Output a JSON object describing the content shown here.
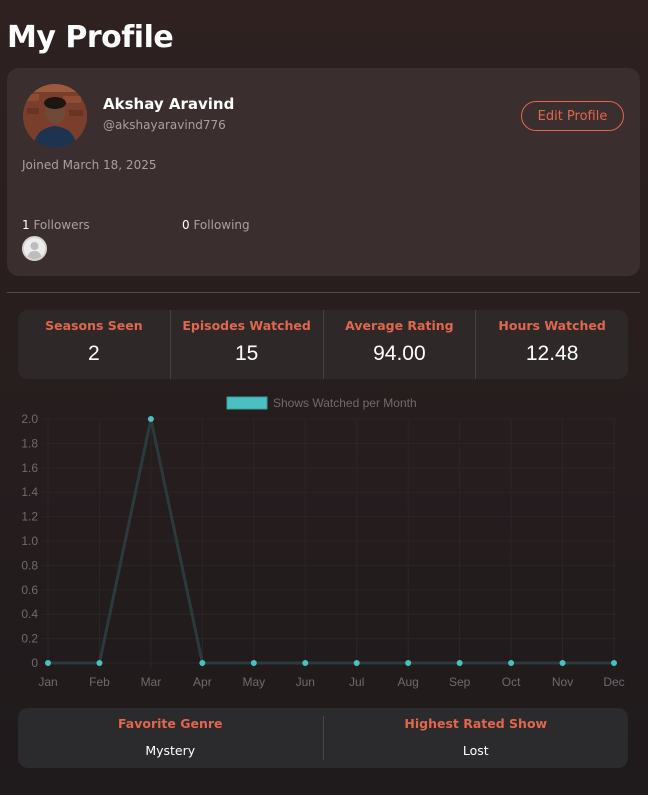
{
  "page": {
    "title": "My Profile"
  },
  "profile": {
    "name": "Akshay Aravind",
    "handle": "@akshayaravind776",
    "edit_label": "Edit Profile",
    "joined": "Joined March 18, 2025",
    "followers_count": "1",
    "followers_label": " Followers",
    "following_count": "0",
    "following_label": " Following"
  },
  "stats": [
    {
      "label": "Seasons Seen",
      "value": "2"
    },
    {
      "label": "Episodes Watched",
      "value": "15"
    },
    {
      "label": "Average Rating",
      "value": "94.00"
    },
    {
      "label": "Hours Watched",
      "value": "12.48"
    }
  ],
  "chart_data": {
    "type": "line",
    "legend": "Shows Watched per Month",
    "categories": [
      "Jan",
      "Feb",
      "Mar",
      "Apr",
      "May",
      "Jun",
      "Jul",
      "Aug",
      "Sep",
      "Oct",
      "Nov",
      "Dec"
    ],
    "series": [
      {
        "name": "Shows Watched per Month",
        "values": [
          0,
          0,
          2,
          0,
          0,
          0,
          0,
          0,
          0,
          0,
          0,
          0
        ]
      }
    ],
    "ylim": [
      0,
      2
    ],
    "yticks": [
      "0",
      "0.2",
      "0.4",
      "0.6",
      "0.8",
      "1.0",
      "1.2",
      "1.4",
      "1.6",
      "1.8",
      "2.0"
    ],
    "grid": true,
    "legend_position": "top",
    "colors": {
      "point": "#4bc0c0",
      "line": "#2b3a3d",
      "legend": "#4bc0c0"
    }
  },
  "favorites": {
    "genre_label": "Favorite Genre",
    "genre_value": "Mystery",
    "show_label": "Highest Rated Show",
    "show_value": "Lost"
  }
}
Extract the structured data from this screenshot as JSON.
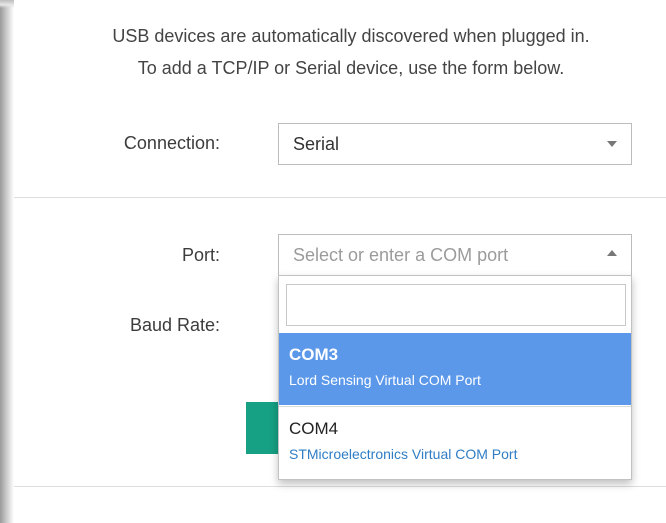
{
  "intro": {
    "line1": "USB devices are automatically discovered when plugged in.",
    "line2": "To add a TCP/IP or Serial device, use the form below."
  },
  "connection": {
    "label": "Connection:",
    "value": "Serial"
  },
  "port": {
    "label": "Port:",
    "placeholder": "Select or enter a COM port"
  },
  "baud": {
    "label": "Baud Rate:"
  },
  "dropdown": {
    "search_value": "",
    "options": [
      {
        "name": "COM3",
        "description": "Lord Sensing Virtual COM Port",
        "selected": true
      },
      {
        "name": "COM4",
        "description": "STMicroelectronics Virtual COM Port",
        "selected": false
      }
    ]
  },
  "colors": {
    "accent_green": "#16a084",
    "selection_blue": "#5b98ea",
    "link_blue": "#2f7dc4"
  }
}
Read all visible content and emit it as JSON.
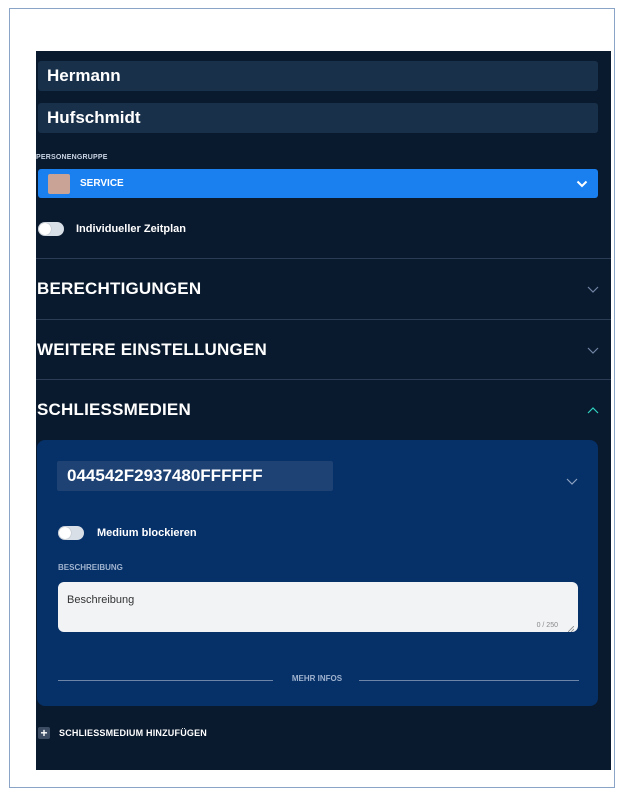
{
  "person": {
    "first_name": "Hermann",
    "last_name": "Hufschmidt"
  },
  "group": {
    "label": "PERSONENGRUPPE",
    "selected": "SERVICE",
    "swatch_color": "#c9a396",
    "select_color": "#1a80f0"
  },
  "schedule_toggle": {
    "label": "Individueller Zeitplan",
    "on": false
  },
  "sections": {
    "permissions": "BERECHTIGUNGEN",
    "more_settings": "WEITERE EINSTELLUNGEN",
    "media": "SCHLIESSMEDIEN"
  },
  "medium": {
    "id": "044542F2937480FFFFFF",
    "block_label": "Medium blockieren",
    "block_on": false,
    "description_label": "BESCHREIBUNG",
    "description_placeholder": "Beschreibung",
    "counter": "0 / 250",
    "more_info": "MEHR INFOS"
  },
  "add_medium": {
    "icon": "plus-icon",
    "label": "SCHLIESSMEDIUM HINZUFÜGEN"
  },
  "colors": {
    "panel_bg": "#0a1a2e",
    "card_bg": "#063068",
    "accent": "#1a80f0",
    "chevron_up": "#2fd3c0"
  }
}
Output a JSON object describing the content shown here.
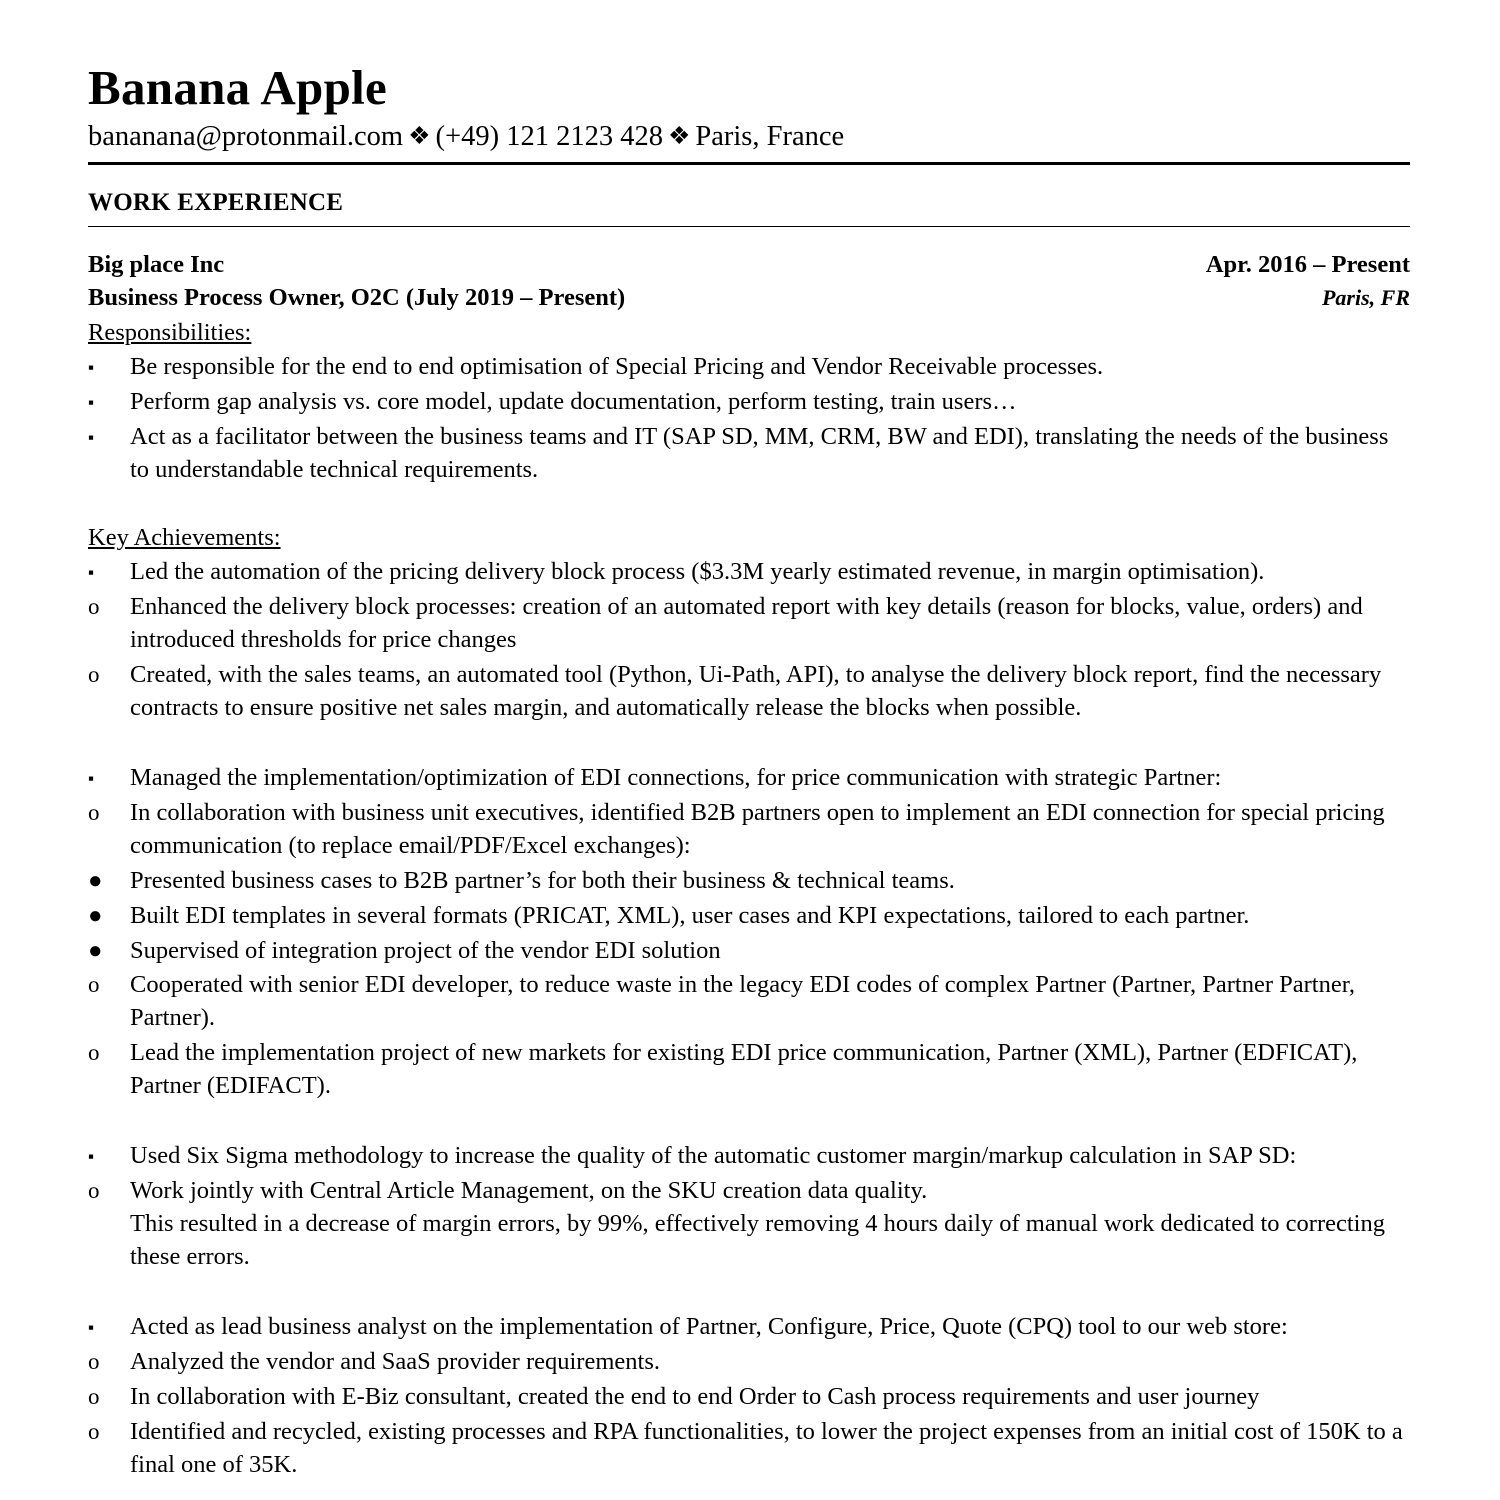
{
  "header": {
    "name": "Banana Apple",
    "contact": {
      "email": "bananana@protonmail.com",
      "separator_1": "❖",
      "phone": "(+49) 121 2123 428",
      "separator_2": "❖",
      "location": "Paris, France"
    }
  },
  "sections": [
    {
      "title": "WORK EXPERIENCE",
      "job": {
        "company": "Big place Inc",
        "dates": "Apr. 2016 – Present",
        "role": "Business Process Owner, O2C (July 2019 – Present)",
        "location": "Paris, FR",
        "responsibilities_label": "Responsibilities:",
        "responsibilities": [
          "Be responsible for the end to end optimisation of Special Pricing and Vendor Receivable processes.",
          "Perform gap analysis vs. core model, update documentation, perform testing, train users…",
          "Act as a facilitator between the business teams and IT (SAP SD, MM, CRM, BW and EDI), translating the needs of the business to understandable technical requirements."
        ],
        "achievements_label": "Key Achievements:",
        "achievements": [
          {
            "text": "Led the automation of the pricing delivery block process ($3.3M yearly estimated revenue, in margin optimisation).",
            "sub": [
              {
                "text": "Enhanced the delivery block processes: creation of an automated report with key details (reason for blocks, value, orders) and introduced thresholds for price changes"
              },
              {
                "text": "Created, with the sales teams, an automated tool (Python, Ui-Path, API), to analyse the delivery block report, find the necessary contracts to ensure positive net sales margin, and automatically release the blocks when possible."
              }
            ]
          },
          {
            "text": "Managed the implementation/optimization of EDI connections, for price communication with strategic Partner:",
            "sub": [
              {
                "text": "In collaboration with business unit executives, identified B2B partners open to implement an EDI connection for special pricing communication (to replace email/PDF/Excel exchanges):",
                "sub": [
                  {
                    "text": "Presented business cases to B2B partner’s for both their business & technical teams."
                  },
                  {
                    "text": "Built EDI templates in several formats (PRICAT, XML), user cases and KPI expectations, tailored to each partner."
                  },
                  {
                    "text": "Supervised of integration project of the vendor EDI solution"
                  }
                ]
              },
              {
                "text": "Cooperated with senior EDI developer, to reduce waste in the legacy EDI codes of complex Partner (Partner, Partner Partner, Partner)."
              },
              {
                "text": "Lead the implementation project of new markets for existing EDI price communication, Partner (XML), Partner (EDFICAT), Partner (EDIFACT)."
              }
            ]
          },
          {
            "text": "Used Six Sigma methodology to increase the quality of the automatic customer margin/markup calculation in SAP SD:",
            "sub": [
              {
                "text": "Work jointly with Central Article Management, on the SKU creation data quality.",
                "continuation": "This resulted in a decrease of margin errors, by 99%, effectively removing 4 hours daily of manual work dedicated to correcting these errors."
              }
            ]
          },
          {
            "text": "Acted as lead business analyst on the implementation of Partner, Configure, Price, Quote (CPQ) tool to our web store:",
            "sub": [
              {
                "text": "Analyzed the vendor and SaaS provider requirements."
              },
              {
                "text": "In collaboration with E-Biz consultant, created the end to end Order to Cash process requirements and user journey"
              },
              {
                "text": "Identified and recycled, existing processes and RPA functionalities, to lower the project expenses from an initial cost of 150K to a final one of 35K."
              }
            ]
          }
        ]
      }
    }
  ],
  "markers": {
    "level1": "▪",
    "level2": "o",
    "level3": "●"
  }
}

-- -- --

Instructions for the task → Write out the listing above exactly as it stands, pictures excluded.

Task result →
Output a JSON object describing the content shown here.
{
  "page": {
    "title": "My Profile"
  },
  "profile": {
    "name": "Akshay Aravind",
    "handle": "@akshayaravind776",
    "edit_label": "Edit Profile",
    "joined": "Joined March 18, 2025",
    "followers_count": "1",
    "followers_label": " Followers",
    "following_count": "0",
    "following_label": " Following"
  },
  "stats": [
    {
      "label": "Seasons Seen",
      "value": "2"
    },
    {
      "label": "Episodes Watched",
      "value": "15"
    },
    {
      "label": "Average Rating",
      "value": "94.00"
    },
    {
      "label": "Hours Watched",
      "value": "12.48"
    }
  ],
  "chart_data": {
    "type": "line",
    "legend": "Shows Watched per Month",
    "categories": [
      "Jan",
      "Feb",
      "Mar",
      "Apr",
      "May",
      "Jun",
      "Jul",
      "Aug",
      "Sep",
      "Oct",
      "Nov",
      "Dec"
    ],
    "series": [
      {
        "name": "Shows Watched per Month",
        "values": [
          0,
          0,
          2,
          0,
          0,
          0,
          0,
          0,
          0,
          0,
          0,
          0
        ]
      }
    ],
    "ylim": [
      0,
      2
    ],
    "yticks": [
      "0",
      "0.2",
      "0.4",
      "0.6",
      "0.8",
      "1.0",
      "1.2",
      "1.4",
      "1.6",
      "1.8",
      "2.0"
    ],
    "grid": true,
    "legend_position": "top",
    "colors": {
      "point": "#4bc0c0",
      "line": "#2b3a3d",
      "legend": "#4bc0c0"
    }
  },
  "favorites": {
    "genre_label": "Favorite Genre",
    "genre_value": "Mystery",
    "show_label": "Highest Rated Show",
    "show_value": "Lost"
  }
}
Extract the structured data from this screenshot as JSON.
{
  "intro": {
    "line1": "USB devices are automatically discovered when plugged in.",
    "line2": "To add a TCP/IP or Serial device, use the form below."
  },
  "connection": {
    "label": "Connection:",
    "value": "Serial"
  },
  "port": {
    "label": "Port:",
    "placeholder": "Select or enter a COM port"
  },
  "baud": {
    "label": "Baud Rate:"
  },
  "dropdown": {
    "search_value": "",
    "options": [
      {
        "name": "COM3",
        "description": "Lord Sensing Virtual COM Port",
        "selected": true
      },
      {
        "name": "COM4",
        "description": "STMicroelectronics Virtual COM Port",
        "selected": false
      }
    ]
  },
  "colors": {
    "accent_green": "#16a084",
    "selection_blue": "#5b98ea",
    "link_blue": "#2f7dc4"
  }
}
Read all visible content and emit it as JSON.
{
  "person": {
    "first_name": "Hermann",
    "last_name": "Hufschmidt"
  },
  "group": {
    "label": "PERSONENGRUPPE",
    "selected": "SERVICE",
    "swatch_color": "#c9a396",
    "select_color": "#1a80f0"
  },
  "schedule_toggle": {
    "label": "Individueller Zeitplan",
    "on": false
  },
  "sections": {
    "permissions": "BERECHTIGUNGEN",
    "more_settings": "WEITERE EINSTELLUNGEN",
    "media": "SCHLIESSMEDIEN"
  },
  "medium": {
    "id": "044542F2937480FFFFFF",
    "block_label": "Medium blockieren",
    "block_on": false,
    "description_label": "BESCHREIBUNG",
    "description_placeholder": "Beschreibung",
    "counter": "0 / 250",
    "more_info": "MEHR INFOS"
  },
  "add_medium": {
    "icon": "plus-icon",
    "label": "SCHLIESSMEDIUM HINZUFÜGEN"
  },
  "colors": {
    "panel_bg": "#0a1a2e",
    "card_bg": "#063068",
    "accent": "#1a80f0",
    "chevron_up": "#2fd3c0"
  }
}
Output a JSON object describing the content shown here.
{
  "header": {
    "name": "Banana Apple",
    "contact": {
      "email": "bananana@protonmail.com",
      "separator_1": "❖",
      "phone": "(+49) 121 2123 428",
      "separator_2": "❖",
      "location": "Paris, France"
    }
  },
  "sections": [
    {
      "title": "WORK EXPERIENCE",
      "job": {
        "company": "Big place Inc",
        "dates": "Apr. 2016 – Present",
        "role": "Business Process Owner, O2C (July 2019 – Present)",
        "location": "Paris, FR",
        "responsibilities_label": "Responsibilities:",
        "responsibilities": [
          "Be responsible for the end to end optimisation of Special Pricing and Vendor Receivable processes.",
          "Perform gap analysis vs. core model, update documentation, perform testing, train users…",
          "Act as a facilitator between the business teams and IT (SAP SD, MM, CRM, BW and EDI), translating the needs of the business to understandable technical requirements."
        ],
        "achievements_label": "Key Achievements:",
        "achievements": [
          {
            "text": "Led the automation of the pricing delivery block process ($3.3M yearly estimated revenue, in margin optimisation).",
            "sub": [
              {
                "text": "Enhanced the delivery block processes: creation of an automated report with key details (reason for blocks, value, orders) and introduced thresholds for price changes"
              },
              {
                "text": "Created, with the sales teams, an automated tool (Python, Ui-Path, API), to analyse the delivery block report, find the necessary contracts to ensure positive net sales margin, and automatically release the blocks when possible."
              }
            ]
          },
          {
            "text": "Managed the implementation/optimization of EDI connections, for price communication with strategic Partner:",
            "sub": [
              {
                "text": "In collaboration with business unit executives, identified B2B partners open to implement an EDI connection for special pricing communication (to replace email/PDF/Excel exchanges):",
                "sub": [
                  {
                    "text": "Presented business cases to B2B partner’s for both their business & technical teams."
                  },
                  {
                    "text": "Built EDI templates in several formats (PRICAT, XML), user cases and KPI expectations, tailored to each partner."
                  },
                  {
                    "text": "Supervised of integration project of the vendor EDI solution"
                  }
                ]
              },
              {
                "text": "Cooperated with senior EDI developer, to reduce waste in the legacy EDI codes of complex Partner (Partner, Partner Partner, Partner)."
              },
              {
                "text": "Lead the implementation project of new markets for existing EDI price communication, Partner (XML), Partner (EDFICAT), Partner (EDIFACT)."
              }
            ]
          },
          {
            "text": "Used Six Sigma methodology to increase the quality of the automatic customer margin/markup calculation in SAP SD:",
            "sub": [
              {
                "text": "Work jointly with Central Article Management, on the SKU creation data quality.",
                "continuation": "This resulted in a decrease of margin errors, by 99%, effectively removing 4 hours daily of manual work dedicated to correcting these errors."
              }
            ]
          },
          {
            "text": "Acted as lead business analyst on the implementation of Partner, Configure, Price, Quote (CPQ) tool to our web store:",
            "sub": [
              {
                "text": "Analyzed the vendor and SaaS provider requirements."
              },
              {
                "text": "In collaboration with E-Biz consultant, created the end to end Order to Cash process requirements and user journey"
              },
              {
                "text": "Identified and recycled, existing processes and RPA functionalities, to lower the project expenses from an initial cost of 150K to a final one of 35K."
              }
            ]
          }
        ]
      }
    }
  ],
  "markers": {
    "level1": "▪",
    "level2": "o",
    "level3": "●"
  }
}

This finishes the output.